- **DOCUMENT PASSAGE**

----------------------------------------

The artworks collection is presented in 26 exhibition rooms and includes paintings, prints, drawings and some sculptures and ceramics. It includes works from the 15th to the 20th century.

===Francisco Goya===
The museum stands out for its collection of paintings and engravings from the Aragonese painter Francisco Goya. Among Goya's paintings in the museum there are:

- The Glory or Adoration of the Name of God (1771-1772)
- Saint Joachim (1772)
- Saint Anne (1772)
- Self-Portrait (1775)
- Aesop and Menippus (1778)
- Portrait of Maria Luisa of Parma (1789; modified c. 1799)
- Don Jose de Cistué y Coll (1788)
- Portrait of Felix de Azara (1805)
- The Second of May 1808 (sketch for the large painting in the Prado) (1814)
- Masked Ball or Masked Dancers under an Arch (c. 1815)

The museum has four series of engravings by Goya, highlighting a first edition of La Tauromaquia by the artist:

- Los Caprichos (3rd edition)
- Los desastres de la guerra (2nd edition)
- La Tauromaquia (1st edition)
- Los disparates (2nd edition)

The museum also houses copies of engravings by Diego Velázquez that were made by Goya. Also of note are the four lithographs of The Bulls of Bordeaux, acquired by Ibercaja for the museum.

The Ibercaja collection includes the nine works by Goya which they own, and six works, also by Goya, belonging to the Real Sociedad Económica Aragonesa de Amigos del País.

----------------------------------------

(Document layout detection data)
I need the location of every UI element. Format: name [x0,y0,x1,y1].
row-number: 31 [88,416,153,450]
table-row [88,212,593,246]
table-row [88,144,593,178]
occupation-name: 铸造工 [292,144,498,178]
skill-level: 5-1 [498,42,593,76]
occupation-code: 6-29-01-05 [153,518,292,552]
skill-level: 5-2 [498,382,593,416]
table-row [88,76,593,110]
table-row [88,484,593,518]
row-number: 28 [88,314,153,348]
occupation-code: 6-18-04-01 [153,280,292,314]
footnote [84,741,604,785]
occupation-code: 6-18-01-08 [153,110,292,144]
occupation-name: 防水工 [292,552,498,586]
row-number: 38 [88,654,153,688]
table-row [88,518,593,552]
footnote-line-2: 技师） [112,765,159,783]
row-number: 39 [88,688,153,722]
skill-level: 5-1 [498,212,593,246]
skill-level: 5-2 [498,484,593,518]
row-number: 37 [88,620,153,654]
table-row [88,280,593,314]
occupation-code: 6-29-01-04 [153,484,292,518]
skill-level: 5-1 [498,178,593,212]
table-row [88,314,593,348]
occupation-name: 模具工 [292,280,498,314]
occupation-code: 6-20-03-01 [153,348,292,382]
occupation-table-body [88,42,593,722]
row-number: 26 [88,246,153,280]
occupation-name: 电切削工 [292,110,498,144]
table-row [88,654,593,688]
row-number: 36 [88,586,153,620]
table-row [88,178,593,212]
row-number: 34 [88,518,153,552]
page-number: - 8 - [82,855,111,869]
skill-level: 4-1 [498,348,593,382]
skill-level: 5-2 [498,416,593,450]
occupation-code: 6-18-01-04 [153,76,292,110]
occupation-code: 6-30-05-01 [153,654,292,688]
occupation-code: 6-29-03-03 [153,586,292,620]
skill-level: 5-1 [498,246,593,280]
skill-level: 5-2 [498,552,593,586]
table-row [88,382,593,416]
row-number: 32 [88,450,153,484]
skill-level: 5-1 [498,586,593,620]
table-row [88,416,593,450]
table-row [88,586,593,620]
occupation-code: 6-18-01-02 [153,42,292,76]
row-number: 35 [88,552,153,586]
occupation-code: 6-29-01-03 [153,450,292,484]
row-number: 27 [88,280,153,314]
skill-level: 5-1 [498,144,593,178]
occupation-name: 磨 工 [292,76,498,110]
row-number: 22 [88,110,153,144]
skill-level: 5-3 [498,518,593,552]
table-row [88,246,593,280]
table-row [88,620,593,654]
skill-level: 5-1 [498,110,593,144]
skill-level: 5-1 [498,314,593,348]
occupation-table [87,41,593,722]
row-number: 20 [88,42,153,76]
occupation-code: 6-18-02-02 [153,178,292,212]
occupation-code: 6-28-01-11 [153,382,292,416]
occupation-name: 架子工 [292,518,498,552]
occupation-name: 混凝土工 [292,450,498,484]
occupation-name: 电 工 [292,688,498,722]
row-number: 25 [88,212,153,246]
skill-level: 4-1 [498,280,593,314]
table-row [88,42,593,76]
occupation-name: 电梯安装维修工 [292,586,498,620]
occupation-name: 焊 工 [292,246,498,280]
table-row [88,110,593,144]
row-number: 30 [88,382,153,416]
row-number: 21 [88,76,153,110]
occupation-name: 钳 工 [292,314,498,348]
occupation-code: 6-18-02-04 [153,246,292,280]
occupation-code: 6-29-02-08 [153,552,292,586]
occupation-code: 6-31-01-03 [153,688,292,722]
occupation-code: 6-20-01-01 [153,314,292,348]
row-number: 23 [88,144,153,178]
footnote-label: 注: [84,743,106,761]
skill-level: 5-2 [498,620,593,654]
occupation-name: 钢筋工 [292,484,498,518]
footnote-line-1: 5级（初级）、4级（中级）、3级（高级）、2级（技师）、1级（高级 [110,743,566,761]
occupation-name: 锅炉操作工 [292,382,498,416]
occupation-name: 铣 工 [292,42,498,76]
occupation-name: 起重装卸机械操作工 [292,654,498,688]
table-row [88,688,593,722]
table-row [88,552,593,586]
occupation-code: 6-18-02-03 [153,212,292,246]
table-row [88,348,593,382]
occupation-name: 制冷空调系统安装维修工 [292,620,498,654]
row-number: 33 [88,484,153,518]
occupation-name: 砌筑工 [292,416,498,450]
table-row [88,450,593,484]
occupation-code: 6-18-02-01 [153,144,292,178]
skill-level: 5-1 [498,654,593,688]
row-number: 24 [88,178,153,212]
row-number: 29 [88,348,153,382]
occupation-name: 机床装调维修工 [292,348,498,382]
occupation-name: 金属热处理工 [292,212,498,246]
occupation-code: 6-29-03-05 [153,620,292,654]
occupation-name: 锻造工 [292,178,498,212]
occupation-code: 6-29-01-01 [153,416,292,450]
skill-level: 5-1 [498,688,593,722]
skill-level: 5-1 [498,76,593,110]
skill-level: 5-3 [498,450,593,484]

----------------------------------------

- **WHAT YOU HAVE TO DO**
In the museum passage above, which series of Goya engravings does the museum hold, and in what edition is each?

- **ANSWER SECTION**
- Los Caprichos (3rd edition)
- Los desastres de la guerra (2nd edition)
- La Tauromaquia (1st edition)
- Los disparates (2nd edition)